**Task prompt**
Write out each line exactly as given. Leave the pictures out of your copy.
══ Record set
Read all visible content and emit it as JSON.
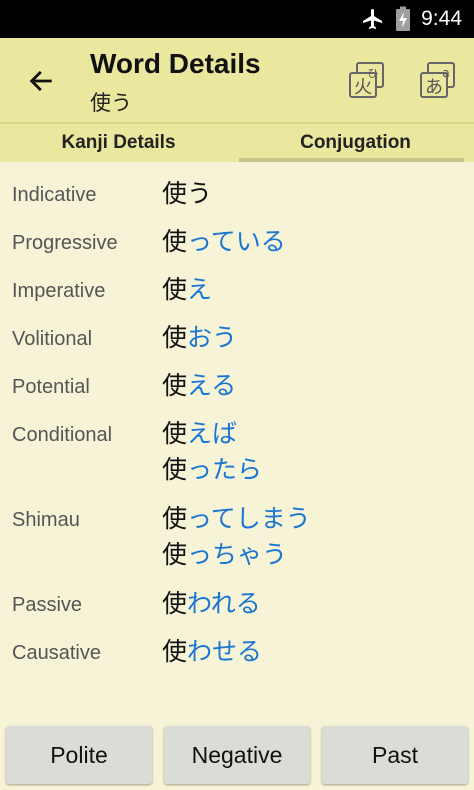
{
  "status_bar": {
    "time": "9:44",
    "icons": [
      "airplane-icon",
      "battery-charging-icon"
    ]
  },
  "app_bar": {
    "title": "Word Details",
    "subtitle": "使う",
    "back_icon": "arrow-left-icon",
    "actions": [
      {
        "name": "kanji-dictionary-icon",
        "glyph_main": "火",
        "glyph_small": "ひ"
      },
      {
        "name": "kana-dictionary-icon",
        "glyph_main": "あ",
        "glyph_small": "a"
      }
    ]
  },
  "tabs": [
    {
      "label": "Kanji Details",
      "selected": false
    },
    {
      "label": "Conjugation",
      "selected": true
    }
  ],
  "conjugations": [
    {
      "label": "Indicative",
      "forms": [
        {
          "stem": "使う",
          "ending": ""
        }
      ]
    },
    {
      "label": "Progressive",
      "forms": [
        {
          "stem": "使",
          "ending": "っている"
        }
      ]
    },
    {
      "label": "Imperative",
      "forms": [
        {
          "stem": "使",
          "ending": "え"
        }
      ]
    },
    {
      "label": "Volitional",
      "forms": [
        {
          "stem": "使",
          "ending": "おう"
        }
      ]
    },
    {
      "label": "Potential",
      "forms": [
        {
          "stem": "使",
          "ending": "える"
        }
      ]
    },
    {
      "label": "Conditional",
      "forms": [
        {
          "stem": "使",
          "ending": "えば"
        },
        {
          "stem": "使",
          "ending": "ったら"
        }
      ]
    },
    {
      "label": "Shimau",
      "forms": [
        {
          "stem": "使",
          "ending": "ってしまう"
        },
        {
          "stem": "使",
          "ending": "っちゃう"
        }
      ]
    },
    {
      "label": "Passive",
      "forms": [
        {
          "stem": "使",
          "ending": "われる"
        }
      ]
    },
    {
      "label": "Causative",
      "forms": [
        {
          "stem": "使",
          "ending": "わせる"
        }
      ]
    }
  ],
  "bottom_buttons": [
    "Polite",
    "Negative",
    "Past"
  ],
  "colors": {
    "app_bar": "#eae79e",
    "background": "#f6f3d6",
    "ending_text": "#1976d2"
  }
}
════
**Response to this task**
Read all visible content and emit it as JSON.
{
  "status_bar": {
    "time": "9:44",
    "icons": [
      "airplane-icon",
      "battery-charging-icon"
    ]
  },
  "app_bar": {
    "title": "Word Details",
    "subtitle": "使う",
    "back_icon": "arrow-left-icon",
    "actions": [
      {
        "name": "kanji-dictionary-icon",
        "glyph_main": "火",
        "glyph_small": "ひ"
      },
      {
        "name": "kana-dictionary-icon",
        "glyph_main": "あ",
        "glyph_small": "a"
      }
    ]
  },
  "tabs": [
    {
      "label": "Kanji Details",
      "selected": false
    },
    {
      "label": "Conjugation",
      "selected": true
    }
  ],
  "conjugations": [
    {
      "label": "Indicative",
      "forms": [
        {
          "stem": "使う",
          "ending": ""
        }
      ]
    },
    {
      "label": "Progressive",
      "forms": [
        {
          "stem": "使",
          "ending": "っている"
        }
      ]
    },
    {
      "label": "Imperative",
      "forms": [
        {
          "stem": "使",
          "ending": "え"
        }
      ]
    },
    {
      "label": "Volitional",
      "forms": [
        {
          "stem": "使",
          "ending": "おう"
        }
      ]
    },
    {
      "label": "Potential",
      "forms": [
        {
          "stem": "使",
          "ending": "える"
        }
      ]
    },
    {
      "label": "Conditional",
      "forms": [
        {
          "stem": "使",
          "ending": "えば"
        },
        {
          "stem": "使",
          "ending": "ったら"
        }
      ]
    },
    {
      "label": "Shimau",
      "forms": [
        {
          "stem": "使",
          "ending": "ってしまう"
        },
        {
          "stem": "使",
          "ending": "っちゃう"
        }
      ]
    },
    {
      "label": "Passive",
      "forms": [
        {
          "stem": "使",
          "ending": "われる"
        }
      ]
    },
    {
      "label": "Causative",
      "forms": [
        {
          "stem": "使",
          "ending": "わせる"
        }
      ]
    }
  ],
  "bottom_buttons": [
    "Polite",
    "Negative",
    "Past"
  ],
  "colors": {
    "app_bar": "#eae79e",
    "background": "#f6f3d6",
    "ending_text": "#1976d2"
  }
}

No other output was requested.